■ Excerpted data:
----------------------------------------

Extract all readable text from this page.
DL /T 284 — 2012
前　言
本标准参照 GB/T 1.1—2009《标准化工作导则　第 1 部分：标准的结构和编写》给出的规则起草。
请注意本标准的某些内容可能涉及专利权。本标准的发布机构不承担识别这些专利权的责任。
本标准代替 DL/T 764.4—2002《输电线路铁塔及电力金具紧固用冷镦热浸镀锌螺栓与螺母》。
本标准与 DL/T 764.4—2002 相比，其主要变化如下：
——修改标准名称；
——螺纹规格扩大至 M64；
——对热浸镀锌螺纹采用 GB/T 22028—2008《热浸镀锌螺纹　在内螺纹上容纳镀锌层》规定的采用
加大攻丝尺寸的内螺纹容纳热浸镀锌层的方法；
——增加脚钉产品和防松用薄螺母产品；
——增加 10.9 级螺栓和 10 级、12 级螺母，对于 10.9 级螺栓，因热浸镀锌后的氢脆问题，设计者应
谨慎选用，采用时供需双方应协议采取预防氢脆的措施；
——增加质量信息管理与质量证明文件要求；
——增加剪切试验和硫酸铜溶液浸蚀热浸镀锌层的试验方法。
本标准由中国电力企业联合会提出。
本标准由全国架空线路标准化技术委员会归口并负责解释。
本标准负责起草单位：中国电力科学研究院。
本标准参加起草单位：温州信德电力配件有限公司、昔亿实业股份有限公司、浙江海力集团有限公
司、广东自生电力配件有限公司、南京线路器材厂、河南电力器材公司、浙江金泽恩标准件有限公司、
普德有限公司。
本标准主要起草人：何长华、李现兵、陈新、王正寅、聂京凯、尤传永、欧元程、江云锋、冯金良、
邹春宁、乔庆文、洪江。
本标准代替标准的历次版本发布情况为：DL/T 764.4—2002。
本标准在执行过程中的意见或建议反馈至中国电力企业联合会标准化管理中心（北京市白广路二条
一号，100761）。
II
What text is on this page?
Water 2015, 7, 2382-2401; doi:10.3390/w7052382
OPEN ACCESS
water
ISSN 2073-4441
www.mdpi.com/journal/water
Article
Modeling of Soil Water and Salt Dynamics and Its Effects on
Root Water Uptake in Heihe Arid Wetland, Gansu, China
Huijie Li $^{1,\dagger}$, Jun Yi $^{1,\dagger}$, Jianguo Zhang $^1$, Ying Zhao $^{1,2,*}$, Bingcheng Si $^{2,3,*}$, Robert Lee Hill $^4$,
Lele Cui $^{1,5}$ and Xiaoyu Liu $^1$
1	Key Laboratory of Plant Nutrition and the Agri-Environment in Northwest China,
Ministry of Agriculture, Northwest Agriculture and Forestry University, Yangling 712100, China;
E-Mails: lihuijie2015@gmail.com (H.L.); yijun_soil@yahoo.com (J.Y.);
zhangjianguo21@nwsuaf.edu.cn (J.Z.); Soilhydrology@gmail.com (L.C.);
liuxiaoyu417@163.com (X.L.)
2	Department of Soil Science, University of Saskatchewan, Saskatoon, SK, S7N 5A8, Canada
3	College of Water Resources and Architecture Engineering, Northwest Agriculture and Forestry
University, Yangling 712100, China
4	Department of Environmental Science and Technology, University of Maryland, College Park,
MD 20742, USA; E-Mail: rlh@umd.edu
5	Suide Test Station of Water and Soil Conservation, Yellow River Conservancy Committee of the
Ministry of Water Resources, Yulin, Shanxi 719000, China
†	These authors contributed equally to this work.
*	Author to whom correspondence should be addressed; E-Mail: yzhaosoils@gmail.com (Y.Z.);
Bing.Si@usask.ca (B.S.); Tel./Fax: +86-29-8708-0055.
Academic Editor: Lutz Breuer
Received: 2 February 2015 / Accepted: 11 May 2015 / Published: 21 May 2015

----------------------------------------

■ What the task requires:
Make an exact copy of every line from the one with "What text is on this page?" to the end of the data, with the first and last of those lines included.

■ Exercise solution:
What text is on this page?
Water 2015, 7, 2382-2401; doi:10.3390/w7052382
OPEN ACCESS
water
ISSN 2073-4441
www.mdpi.com/journal/water
Article
Modeling of Soil Water and Salt Dynamics and Its Effects on
Root Water Uptake in Heihe Arid Wetland, Gansu, China
Huijie Li $^{1,\dagger}$, Jun Yi $^{1,\dagger}$, Jianguo Zhang $^1$, Ying Zhao $^{1,2,*}$, Bingcheng Si $^{2,3,*}$, Robert Lee Hill $^4$,
Lele Cui $^{1,5}$ and Xiaoyu Liu $^1$
1	Key Laboratory of Plant Nutrition and the Agri-Environment in Northwest China,
Ministry of Agriculture, Northwest Agriculture and Forestry University, Yangling 712100, China;
E-Mails: lihuijie2015@gmail.com (H.L.); yijun_soil@yahoo.com (J.Y.);
zhangjianguo21@nwsuaf.edu.cn (J.Z.); Soilhydrology@gmail.com (L.C.);
liuxiaoyu417@163.com (X.L.)
2	Department of Soil Science, University of Saskatchewan, Saskatoon, SK, S7N 5A8, Canada
3	College of Water Resources and Architecture Engineering, Northwest Agriculture and Forestry
University, Yangling 712100, China
4	Department of Environmental Science and Technology, University of Maryland, College Park,
MD 20742, USA; E-Mail: rlh@umd.edu
5	Suide Test Station of Water and Soil Conservation, Yellow River Conservancy Committee of the
Ministry of Water Resources, Yulin, Shanxi 719000, China
†	These authors contributed equally to this work.
*	Author to whom correspondence should be addressed; E-Mail: yzhaosoils@gmail.com (Y.Z.);
Bing.Si@usask.ca (B.S.); Tel./Fax: +86-29-8708-0055.
Academic Editor: Lutz Breuer
Received: 2 February 2015 / Accepted: 11 May 2015 / Published: 21 May 2015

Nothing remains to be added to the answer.